**To be done**: Gather all lines in the entries below that include the word "субсидия".
------------------------------------
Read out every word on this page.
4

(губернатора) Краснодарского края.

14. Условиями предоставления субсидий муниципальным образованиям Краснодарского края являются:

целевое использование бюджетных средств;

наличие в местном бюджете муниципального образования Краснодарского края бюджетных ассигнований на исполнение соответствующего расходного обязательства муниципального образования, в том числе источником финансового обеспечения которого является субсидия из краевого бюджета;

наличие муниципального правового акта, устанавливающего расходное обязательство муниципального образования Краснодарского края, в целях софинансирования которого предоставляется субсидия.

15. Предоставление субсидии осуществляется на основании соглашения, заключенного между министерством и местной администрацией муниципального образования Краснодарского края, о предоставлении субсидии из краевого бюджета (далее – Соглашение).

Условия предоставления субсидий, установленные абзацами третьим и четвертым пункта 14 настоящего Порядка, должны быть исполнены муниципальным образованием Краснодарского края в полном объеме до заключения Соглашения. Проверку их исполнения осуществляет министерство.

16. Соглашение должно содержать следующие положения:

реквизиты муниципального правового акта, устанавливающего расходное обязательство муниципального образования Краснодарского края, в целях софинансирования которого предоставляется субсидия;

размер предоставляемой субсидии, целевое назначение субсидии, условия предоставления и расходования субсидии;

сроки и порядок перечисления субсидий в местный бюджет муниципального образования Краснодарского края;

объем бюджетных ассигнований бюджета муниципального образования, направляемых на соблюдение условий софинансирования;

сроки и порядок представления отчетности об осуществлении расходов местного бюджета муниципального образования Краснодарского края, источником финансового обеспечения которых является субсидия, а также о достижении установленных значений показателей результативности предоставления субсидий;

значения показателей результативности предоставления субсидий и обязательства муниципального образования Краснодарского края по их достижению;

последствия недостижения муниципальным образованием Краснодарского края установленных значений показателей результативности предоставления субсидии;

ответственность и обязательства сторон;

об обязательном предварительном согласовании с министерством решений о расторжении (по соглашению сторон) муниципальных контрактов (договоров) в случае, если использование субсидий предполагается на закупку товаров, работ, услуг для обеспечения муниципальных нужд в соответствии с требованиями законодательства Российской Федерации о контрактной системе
------------------------------------
**Right answer**:
наличие в местном бюджете муниципального образования Краснодарского края бюджетных ассигнований на исполнение соответствующего расходного обязательства муниципального образования, в том числе источником финансового обеспечения которого является субсидия из краевого бюджета;
наличие муниципального правового акта, устанавливающего расходное обязательство муниципального образования Краснодарского края, в целях софинансирования которого предоставляется субсидия.
реквизиты муниципального правового акта, устанавливающего расходное обязательство муниципального образования Краснодарского края, в целях софинансирования которого предоставляется субсидия;
сроки и порядок представления отчетности об осуществлении расходов местного бюджета муниципального образования Краснодарского края, источником финансового обеспечения которых является субсидия, а также о достижении установленных значений показателей результативности предоставления субсидий;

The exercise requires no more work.